**Exercise goal:**
Find and copy lines holding "stoffer".

**Records from a collection of figures:**
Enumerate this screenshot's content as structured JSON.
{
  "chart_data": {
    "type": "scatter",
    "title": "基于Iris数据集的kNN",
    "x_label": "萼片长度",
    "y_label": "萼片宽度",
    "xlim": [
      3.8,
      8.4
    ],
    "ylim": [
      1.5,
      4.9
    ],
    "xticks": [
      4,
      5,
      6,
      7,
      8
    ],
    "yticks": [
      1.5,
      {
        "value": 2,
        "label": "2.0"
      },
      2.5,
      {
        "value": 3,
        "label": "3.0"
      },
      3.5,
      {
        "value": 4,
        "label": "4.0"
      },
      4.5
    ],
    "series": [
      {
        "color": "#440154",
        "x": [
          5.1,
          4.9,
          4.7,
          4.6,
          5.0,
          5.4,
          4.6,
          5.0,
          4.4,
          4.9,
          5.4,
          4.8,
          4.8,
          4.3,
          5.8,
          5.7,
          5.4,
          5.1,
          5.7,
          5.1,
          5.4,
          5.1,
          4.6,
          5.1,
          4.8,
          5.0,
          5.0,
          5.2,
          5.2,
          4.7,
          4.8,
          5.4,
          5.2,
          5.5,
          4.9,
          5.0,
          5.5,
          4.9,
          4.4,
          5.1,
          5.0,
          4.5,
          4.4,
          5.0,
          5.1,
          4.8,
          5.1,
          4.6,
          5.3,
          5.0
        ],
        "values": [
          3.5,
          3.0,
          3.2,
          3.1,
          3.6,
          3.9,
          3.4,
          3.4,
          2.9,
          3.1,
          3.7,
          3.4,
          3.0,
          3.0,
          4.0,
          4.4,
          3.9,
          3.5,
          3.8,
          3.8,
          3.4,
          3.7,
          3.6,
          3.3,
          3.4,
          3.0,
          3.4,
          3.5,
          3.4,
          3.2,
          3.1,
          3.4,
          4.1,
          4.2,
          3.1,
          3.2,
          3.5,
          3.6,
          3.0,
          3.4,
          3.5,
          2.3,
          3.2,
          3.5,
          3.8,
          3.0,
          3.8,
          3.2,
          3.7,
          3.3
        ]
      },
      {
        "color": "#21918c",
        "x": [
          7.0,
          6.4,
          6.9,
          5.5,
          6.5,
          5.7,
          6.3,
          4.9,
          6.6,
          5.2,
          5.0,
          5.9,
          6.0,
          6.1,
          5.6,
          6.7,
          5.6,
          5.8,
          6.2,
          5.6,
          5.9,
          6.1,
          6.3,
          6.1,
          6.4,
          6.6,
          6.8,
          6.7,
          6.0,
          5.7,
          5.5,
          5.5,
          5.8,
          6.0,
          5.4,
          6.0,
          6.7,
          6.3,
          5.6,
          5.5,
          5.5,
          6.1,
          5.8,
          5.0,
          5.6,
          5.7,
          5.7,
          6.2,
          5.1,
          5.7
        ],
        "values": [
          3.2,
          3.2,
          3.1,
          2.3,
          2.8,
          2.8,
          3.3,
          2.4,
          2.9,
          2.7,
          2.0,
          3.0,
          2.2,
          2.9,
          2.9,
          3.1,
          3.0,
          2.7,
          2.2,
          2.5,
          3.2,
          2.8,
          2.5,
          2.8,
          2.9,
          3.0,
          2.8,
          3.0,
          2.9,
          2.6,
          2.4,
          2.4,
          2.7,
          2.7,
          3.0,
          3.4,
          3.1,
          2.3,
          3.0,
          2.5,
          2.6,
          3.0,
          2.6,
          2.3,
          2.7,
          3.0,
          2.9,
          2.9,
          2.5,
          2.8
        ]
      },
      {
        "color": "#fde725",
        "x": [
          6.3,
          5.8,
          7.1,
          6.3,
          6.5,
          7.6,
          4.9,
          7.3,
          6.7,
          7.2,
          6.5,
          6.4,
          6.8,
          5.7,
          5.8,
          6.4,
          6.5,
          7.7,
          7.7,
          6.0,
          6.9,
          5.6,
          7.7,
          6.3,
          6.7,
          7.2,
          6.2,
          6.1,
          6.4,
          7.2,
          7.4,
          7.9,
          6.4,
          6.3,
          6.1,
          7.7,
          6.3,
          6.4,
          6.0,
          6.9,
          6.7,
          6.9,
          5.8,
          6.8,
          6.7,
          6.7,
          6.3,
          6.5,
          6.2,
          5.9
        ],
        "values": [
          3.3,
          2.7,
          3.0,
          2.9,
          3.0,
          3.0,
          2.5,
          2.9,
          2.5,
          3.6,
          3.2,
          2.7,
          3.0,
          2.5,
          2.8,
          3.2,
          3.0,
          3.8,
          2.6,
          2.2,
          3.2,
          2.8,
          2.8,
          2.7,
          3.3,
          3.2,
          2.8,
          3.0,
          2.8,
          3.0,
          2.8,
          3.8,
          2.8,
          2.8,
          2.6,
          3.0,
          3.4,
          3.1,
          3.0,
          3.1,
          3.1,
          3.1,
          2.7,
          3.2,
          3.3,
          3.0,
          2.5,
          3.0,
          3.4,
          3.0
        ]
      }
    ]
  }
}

---

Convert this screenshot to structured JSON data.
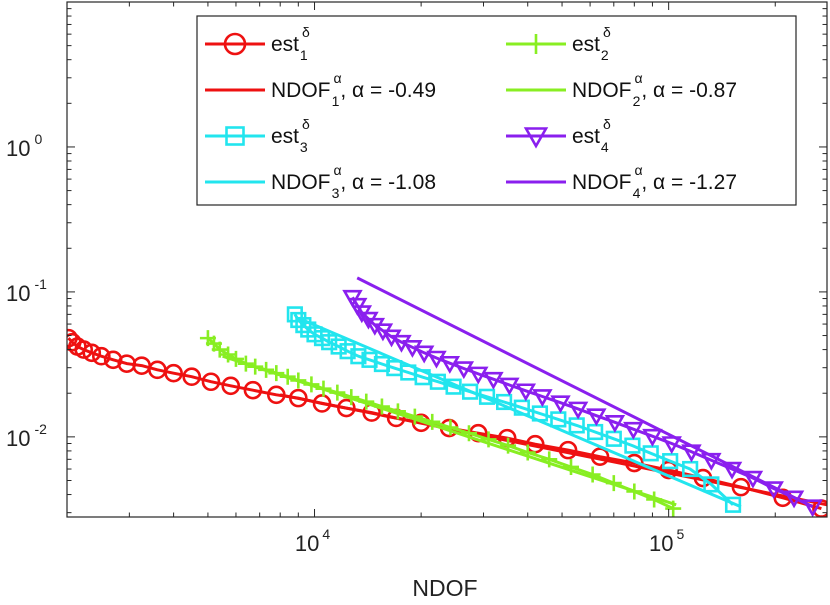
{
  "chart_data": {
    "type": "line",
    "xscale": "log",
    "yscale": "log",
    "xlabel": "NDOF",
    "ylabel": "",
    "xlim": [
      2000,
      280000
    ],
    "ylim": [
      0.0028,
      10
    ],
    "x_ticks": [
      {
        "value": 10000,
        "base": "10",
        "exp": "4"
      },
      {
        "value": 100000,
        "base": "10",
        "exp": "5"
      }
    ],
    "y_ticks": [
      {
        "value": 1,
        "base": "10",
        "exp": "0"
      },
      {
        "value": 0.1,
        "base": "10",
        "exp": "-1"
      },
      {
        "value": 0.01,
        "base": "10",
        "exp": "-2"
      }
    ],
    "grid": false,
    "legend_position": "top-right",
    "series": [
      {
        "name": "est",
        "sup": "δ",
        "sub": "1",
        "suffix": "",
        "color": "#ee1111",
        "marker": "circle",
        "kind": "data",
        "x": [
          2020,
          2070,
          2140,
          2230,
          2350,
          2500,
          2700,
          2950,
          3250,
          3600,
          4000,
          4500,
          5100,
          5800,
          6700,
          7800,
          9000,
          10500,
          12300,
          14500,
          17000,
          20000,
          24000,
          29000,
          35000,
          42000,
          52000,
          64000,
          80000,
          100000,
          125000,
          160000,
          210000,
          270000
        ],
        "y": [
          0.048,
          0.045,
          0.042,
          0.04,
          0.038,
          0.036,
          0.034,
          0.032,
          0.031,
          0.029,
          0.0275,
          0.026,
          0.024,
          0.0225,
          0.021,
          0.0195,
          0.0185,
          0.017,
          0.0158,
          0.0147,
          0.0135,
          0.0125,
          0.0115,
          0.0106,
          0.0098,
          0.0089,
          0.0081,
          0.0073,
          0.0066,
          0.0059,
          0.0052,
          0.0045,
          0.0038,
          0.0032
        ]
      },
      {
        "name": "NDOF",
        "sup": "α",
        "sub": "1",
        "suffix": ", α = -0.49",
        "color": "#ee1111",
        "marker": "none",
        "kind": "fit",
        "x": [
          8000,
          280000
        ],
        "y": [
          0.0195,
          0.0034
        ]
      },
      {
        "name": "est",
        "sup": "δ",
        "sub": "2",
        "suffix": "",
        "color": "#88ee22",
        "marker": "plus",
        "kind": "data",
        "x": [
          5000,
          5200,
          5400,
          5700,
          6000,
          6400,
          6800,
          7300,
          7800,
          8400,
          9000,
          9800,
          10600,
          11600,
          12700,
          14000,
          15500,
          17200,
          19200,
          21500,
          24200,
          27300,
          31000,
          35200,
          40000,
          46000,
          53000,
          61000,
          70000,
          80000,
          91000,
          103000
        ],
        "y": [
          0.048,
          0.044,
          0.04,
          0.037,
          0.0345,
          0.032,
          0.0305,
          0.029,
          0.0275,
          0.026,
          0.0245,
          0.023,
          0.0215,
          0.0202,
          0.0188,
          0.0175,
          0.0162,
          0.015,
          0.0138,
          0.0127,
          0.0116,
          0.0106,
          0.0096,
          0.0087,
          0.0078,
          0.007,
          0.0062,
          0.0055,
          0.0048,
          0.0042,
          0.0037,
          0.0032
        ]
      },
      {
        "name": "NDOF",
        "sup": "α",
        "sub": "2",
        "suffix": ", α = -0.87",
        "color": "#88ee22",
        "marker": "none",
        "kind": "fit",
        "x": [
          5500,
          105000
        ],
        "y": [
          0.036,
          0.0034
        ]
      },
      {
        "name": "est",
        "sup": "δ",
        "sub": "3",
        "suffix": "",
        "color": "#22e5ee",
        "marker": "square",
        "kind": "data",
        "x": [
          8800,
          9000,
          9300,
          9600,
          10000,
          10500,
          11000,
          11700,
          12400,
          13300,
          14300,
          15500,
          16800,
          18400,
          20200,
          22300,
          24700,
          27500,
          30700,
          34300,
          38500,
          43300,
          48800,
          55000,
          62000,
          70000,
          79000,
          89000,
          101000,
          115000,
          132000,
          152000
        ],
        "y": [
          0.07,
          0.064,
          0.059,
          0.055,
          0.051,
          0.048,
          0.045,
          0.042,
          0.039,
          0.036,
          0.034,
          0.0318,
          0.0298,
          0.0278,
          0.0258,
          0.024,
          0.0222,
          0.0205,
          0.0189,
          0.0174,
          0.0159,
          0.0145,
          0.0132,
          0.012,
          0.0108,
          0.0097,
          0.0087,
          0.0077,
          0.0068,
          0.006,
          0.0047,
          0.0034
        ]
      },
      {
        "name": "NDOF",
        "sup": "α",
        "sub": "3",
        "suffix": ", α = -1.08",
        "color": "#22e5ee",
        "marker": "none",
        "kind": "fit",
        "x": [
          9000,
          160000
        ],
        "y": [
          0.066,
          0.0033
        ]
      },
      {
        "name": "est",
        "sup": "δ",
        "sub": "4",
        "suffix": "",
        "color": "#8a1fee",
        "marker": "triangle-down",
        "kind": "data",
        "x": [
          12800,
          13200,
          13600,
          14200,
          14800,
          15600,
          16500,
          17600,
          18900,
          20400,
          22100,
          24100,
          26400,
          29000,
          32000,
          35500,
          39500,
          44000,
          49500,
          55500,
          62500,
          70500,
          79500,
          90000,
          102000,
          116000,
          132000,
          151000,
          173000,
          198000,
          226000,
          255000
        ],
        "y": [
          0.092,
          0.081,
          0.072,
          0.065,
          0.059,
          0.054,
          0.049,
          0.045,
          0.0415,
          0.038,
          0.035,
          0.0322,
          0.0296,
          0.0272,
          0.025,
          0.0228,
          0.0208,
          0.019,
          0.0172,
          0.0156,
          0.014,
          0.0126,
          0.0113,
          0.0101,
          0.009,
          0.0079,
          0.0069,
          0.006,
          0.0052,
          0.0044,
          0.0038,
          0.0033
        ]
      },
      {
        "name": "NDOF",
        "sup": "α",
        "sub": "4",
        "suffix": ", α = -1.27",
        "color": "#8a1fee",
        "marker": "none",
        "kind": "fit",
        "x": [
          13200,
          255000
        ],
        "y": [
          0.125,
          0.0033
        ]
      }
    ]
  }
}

==

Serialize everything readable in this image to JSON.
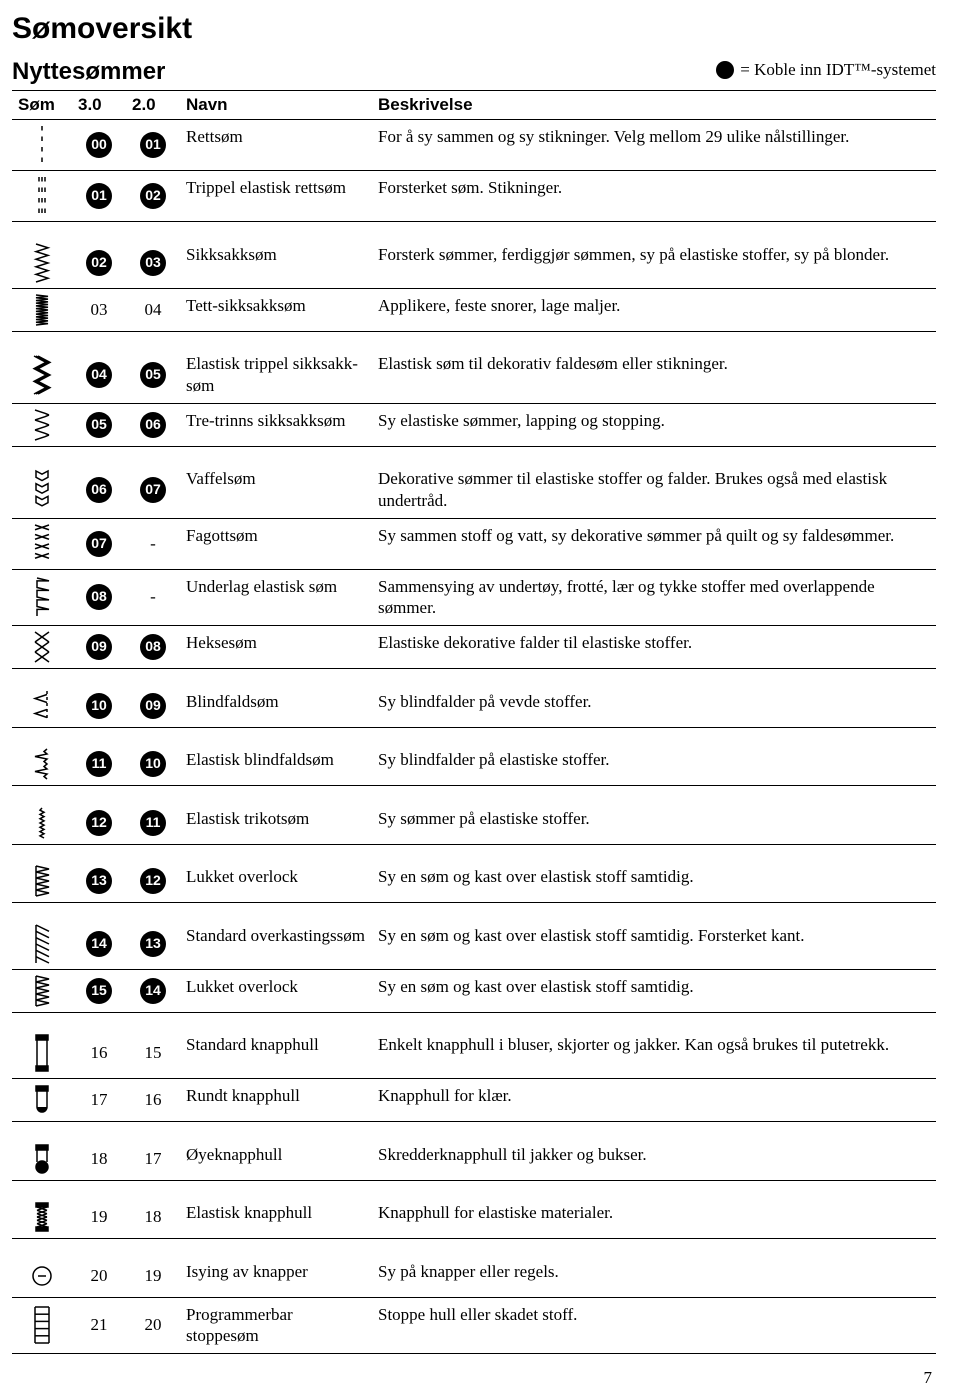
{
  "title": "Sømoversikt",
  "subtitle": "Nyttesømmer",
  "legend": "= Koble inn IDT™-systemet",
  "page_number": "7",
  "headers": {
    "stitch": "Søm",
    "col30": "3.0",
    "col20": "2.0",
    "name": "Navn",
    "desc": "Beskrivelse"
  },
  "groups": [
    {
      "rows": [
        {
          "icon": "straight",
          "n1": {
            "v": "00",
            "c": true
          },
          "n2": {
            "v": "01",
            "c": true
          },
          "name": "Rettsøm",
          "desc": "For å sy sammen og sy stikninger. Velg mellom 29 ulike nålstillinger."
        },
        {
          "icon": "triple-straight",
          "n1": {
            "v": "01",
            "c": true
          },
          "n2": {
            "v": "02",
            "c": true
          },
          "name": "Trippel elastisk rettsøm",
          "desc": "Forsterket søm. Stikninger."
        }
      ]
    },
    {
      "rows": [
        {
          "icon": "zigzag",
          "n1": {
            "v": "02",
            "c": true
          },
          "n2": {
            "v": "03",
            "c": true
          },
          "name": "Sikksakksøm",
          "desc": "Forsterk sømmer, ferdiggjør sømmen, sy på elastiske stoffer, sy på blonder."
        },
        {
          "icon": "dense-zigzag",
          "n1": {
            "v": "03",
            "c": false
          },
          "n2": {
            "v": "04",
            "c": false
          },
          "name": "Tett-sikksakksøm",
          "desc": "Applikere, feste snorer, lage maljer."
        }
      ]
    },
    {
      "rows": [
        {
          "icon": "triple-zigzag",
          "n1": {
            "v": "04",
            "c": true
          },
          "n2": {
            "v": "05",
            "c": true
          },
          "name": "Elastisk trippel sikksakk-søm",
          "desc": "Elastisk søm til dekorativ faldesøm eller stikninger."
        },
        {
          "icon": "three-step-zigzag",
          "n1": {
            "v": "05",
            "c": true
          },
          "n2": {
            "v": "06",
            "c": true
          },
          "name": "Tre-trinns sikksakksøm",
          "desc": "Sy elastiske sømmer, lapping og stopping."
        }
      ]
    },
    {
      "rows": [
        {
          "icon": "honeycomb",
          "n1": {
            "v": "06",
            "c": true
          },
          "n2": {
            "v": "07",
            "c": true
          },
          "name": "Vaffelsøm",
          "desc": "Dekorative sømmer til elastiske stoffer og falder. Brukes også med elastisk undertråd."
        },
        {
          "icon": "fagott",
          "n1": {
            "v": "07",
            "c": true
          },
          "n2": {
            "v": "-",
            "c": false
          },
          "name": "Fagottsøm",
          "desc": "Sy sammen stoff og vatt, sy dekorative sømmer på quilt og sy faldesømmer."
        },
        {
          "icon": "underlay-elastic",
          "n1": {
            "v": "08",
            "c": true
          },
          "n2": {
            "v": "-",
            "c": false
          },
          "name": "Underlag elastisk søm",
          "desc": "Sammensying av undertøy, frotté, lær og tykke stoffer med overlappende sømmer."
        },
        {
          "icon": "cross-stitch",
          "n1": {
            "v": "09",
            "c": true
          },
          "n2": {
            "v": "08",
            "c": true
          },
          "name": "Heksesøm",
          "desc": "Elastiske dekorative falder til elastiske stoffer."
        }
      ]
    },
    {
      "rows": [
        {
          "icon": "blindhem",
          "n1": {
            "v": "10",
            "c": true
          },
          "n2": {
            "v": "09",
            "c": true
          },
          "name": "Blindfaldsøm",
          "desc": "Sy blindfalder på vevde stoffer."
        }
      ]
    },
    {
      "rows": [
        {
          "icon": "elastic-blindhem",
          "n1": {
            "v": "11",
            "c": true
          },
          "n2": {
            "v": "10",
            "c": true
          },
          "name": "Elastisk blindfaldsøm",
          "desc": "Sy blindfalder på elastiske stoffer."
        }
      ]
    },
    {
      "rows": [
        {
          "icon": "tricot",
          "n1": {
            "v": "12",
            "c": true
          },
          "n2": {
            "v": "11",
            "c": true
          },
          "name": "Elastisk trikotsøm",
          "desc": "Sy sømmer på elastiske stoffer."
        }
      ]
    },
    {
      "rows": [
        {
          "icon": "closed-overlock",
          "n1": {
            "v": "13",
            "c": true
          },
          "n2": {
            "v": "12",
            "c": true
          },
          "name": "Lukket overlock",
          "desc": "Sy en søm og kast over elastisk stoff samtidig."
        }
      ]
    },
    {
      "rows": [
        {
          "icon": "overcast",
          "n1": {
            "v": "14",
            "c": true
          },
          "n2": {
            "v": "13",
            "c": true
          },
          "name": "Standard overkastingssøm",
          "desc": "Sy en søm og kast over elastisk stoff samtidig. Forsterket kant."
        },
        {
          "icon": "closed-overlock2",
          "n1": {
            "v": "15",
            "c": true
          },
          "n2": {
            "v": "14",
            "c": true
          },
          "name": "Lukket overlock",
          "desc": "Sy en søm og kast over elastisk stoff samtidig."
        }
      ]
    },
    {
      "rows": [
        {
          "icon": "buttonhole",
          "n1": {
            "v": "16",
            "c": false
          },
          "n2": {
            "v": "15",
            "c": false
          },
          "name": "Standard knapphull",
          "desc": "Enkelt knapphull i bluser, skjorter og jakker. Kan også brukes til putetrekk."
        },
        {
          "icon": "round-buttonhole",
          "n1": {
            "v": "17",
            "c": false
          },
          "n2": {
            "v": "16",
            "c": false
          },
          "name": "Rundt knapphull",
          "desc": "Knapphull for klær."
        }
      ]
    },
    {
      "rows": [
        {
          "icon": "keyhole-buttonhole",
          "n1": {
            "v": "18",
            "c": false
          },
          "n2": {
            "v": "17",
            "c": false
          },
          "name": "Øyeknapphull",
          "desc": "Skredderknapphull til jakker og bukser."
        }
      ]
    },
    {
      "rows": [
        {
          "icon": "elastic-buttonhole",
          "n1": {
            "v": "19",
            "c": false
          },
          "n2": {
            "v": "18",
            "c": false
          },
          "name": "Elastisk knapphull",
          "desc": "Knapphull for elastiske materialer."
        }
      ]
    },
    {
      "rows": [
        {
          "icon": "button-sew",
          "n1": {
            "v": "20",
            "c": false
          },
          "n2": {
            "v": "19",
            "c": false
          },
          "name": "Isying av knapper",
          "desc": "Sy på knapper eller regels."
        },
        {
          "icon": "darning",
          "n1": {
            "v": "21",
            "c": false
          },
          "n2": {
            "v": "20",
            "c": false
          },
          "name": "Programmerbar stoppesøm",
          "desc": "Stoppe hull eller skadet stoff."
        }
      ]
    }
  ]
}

**The reply:**
          "desc": "Forsterk sømmer, ferdiggjør sømmen, sy på elastiske stoffer, sy på blonder."
          "desc": "Dekorative sømmer til elastiske stoffer og falder. Brukes også med elastisk undertråd."
          "desc": "Sammensying av undertøy, frotté, lær og tykke stoffer med overlappende sømmer."
          "desc": "Elastiske dekorative falder til elastiske stoffer."
          "desc": "Sy blindfalder på vevde stoffer."
          "desc": "Sy blindfalder på elastiske stoffer."
          "desc": "Sy sømmer på elastiske stoffer."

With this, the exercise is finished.